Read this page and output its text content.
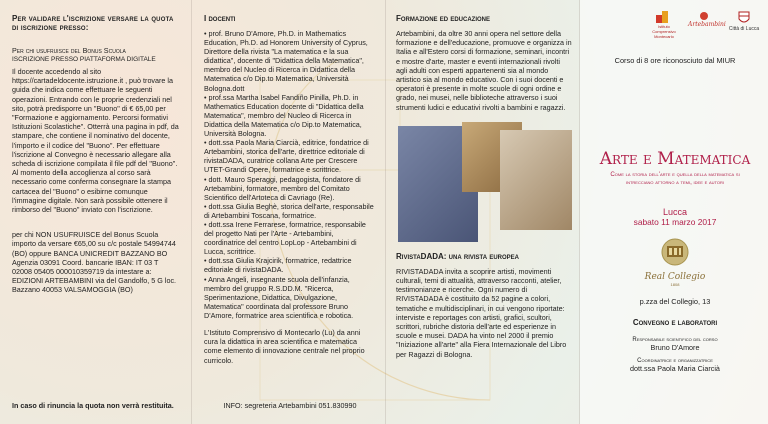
Per validare l'iscrizione versare la quota di iscrizione presso:
Per chi usufruisce del Bonus Scuola
ISCRIZIONE PRESSO PIATTAFORMA DIGITALE

Il docente accedendo al sito https://cartadeldocente.istruzione.it , può trovare la guida che indica come effettuare le seguenti operazioni. Entrando con le proprie credenziali nel sito, potrà predisporre un "Buono" di € 65,00 per "Formazione e aggiornamento. Percorsi formativi Istituzioni Scolastiche". Otterrà una pagina in pdf, da stampare, che contiene il nominativo del docente, l'importo e il codice del "Buono". Per effettuare l'iscrizione al Convegno è necessario allegare alla scheda di iscrizione compilata il file pdf del "Buono". Al momento della accoglienza al corso sarà necessario come conferma consegnare la stampa cartacea del "Buono" o esibirne comunque l'immagine digitale. Non sarà possibile ottenere il rimborso del "Buono" inviato con l'iscrizione.

per chi NON USUFRUISCE del Bonus Scuola importo da versare €65,00 su c/c postale 54994744 (BO) oppure BANCA UNICREDIT BAZZANO BO Agenzia 03091 Coord. bancarie IBAN: IT 03 T 02008 05405 000010359719 da intestare a: EDIZIONI ARTEBAMBINI via del Gandolfo, 5 G loc. Bazzano 40053 VALSAMOGGIA (BO)

In caso di rinuncia la quota non verrà restituita.
I docenti
• prof. Bruno D'Amore, Ph.D. in Mathematics Education, Ph.D. ad Honorem University of Cyprus, Direttore della rivista "La matematica e la sua didattica", docente di "Didattica della Matematica", membro del Nucleo di Ricerca in Didattica della Matematica c/o Dip.to Matematica, Università Bologna.dott
• prof.ssa Martha Isabel Fandiño Pinilla, Ph.D. in Mathematics Education docente di "Didattica della Matematica", membro del Nucleo di Ricerca in Didattica della Matematica c/o Dip.to Matematica, Università Bologna.
• dott.ssa Paola Maria Ciarcià, editrice, fondatrice di Artebambini, storica dell'arte, direttrice editoriale di rivistaDADA, curatrice collana Arte per Crescere UTET-Grandi Opere, formatrice e scrittrice.
• dott. Mauro Speraggi, pedagogista, fondatore di Artebambini, formatore, membro del Comitato Scientifico dell'Artoteca di Cavriago (Re).
• dott.ssa Giulia Beghè, storica dell'arte, responsabile di Artebambini Toscana, formatrice.
• dott.ssa Irene Ferrarese, formatrice, responsabile del progetto Nati per l'Arte - Artebambini, coordinatrice del centro LopLop - Artebambini di Lucca, scrittrice.
• dott.ssa Giulia Krajcirik, formatrice, redattrice editoriale di rivistaDADA.
• Anna Angeli, insegnante scuola dell'infanzia, membro del gruppo R.S.DD.M. "Ricerca, Sperimentazione, Didattica, Divulgazione, Matematica" coordinata dal professore Bruno D'Amore, formatrice area scientifica e robotica.

L'Istituto Comprensivo di Montecarlo (Lu) da anni cura la didattica in area scientifica e matematica come elemento di innovazione centrale nel proprio curricolo.

INFO: segreteria Artebambini 051.830990
Formazione ed educazione

Artebambini, da oltre 30 anni opera nel settore della formazione e dell'educazione, promuove e organizza in Italia e all'Estero corsi di formazione, seminari, incontri e mostre d'arte, master e eventi internazionali rivolti agli adulti con esperti appartenenti sia al mondo artistico sia al mondo educativo. Con i suoi docenti e operatori è presente in molte scuole di ogni ordine e grado, nei musei, nelle biblioteche attraverso i suoi strumenti ludici e educativi rivolti a bambini e ragazzi.

RivistaDADA: una rivista europea

RIVISTADADA invita a scoprire artisti, movimenti culturali, temi di attualità, attraverso racconti, atelier, testimonianze e ricerche. Ogni numero di RIVISTADADA è costituito da 52 pagine a colori, tematiche e multidisciplinari, in cui vengono riportate: interviste e reportages con artisti, grafici, scultori, scrittori, rubriche distoria dell'arte ed esperienze in scuole e musei. DADA ha vinto nel 2000 il premio "Iniziazione all'arte" alla Fiera Internazionale del Libro per Ragazzi di Bologna.

Istituto Comprensivo Montecarlo
Artebambini
Città di Lucca
Corso di 8 ore riconosciuto dal MIUR
Arte e Matematica
Come la storia dell'arte e quella della matematica si intrecciano attorno a temi, idee e autori
Lucca
sabato 11 marzo 2017
Real Collegio
1808
p.zza del Collegio, 13
Convegno e laboratori
Responsabile scientifico del corso
Bruno D'Amore
Coordinatrice e organizzatrice
dott.ssa Paola Maria Ciarcià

- _Brief_
Take each line of the material that contains the word "Paola" and list it.

- _Task solution_
• dott.ssa Paola Maria Ciarcià, editrice, fondatrice di Artebambini, storica dell'arte, direttrice editoriale di rivistaDADA, curatrice collana Arte per Crescere UTET-Grandi Opere, formatrice e scrittrice.
dott.ssa Paola Maria Ciarcià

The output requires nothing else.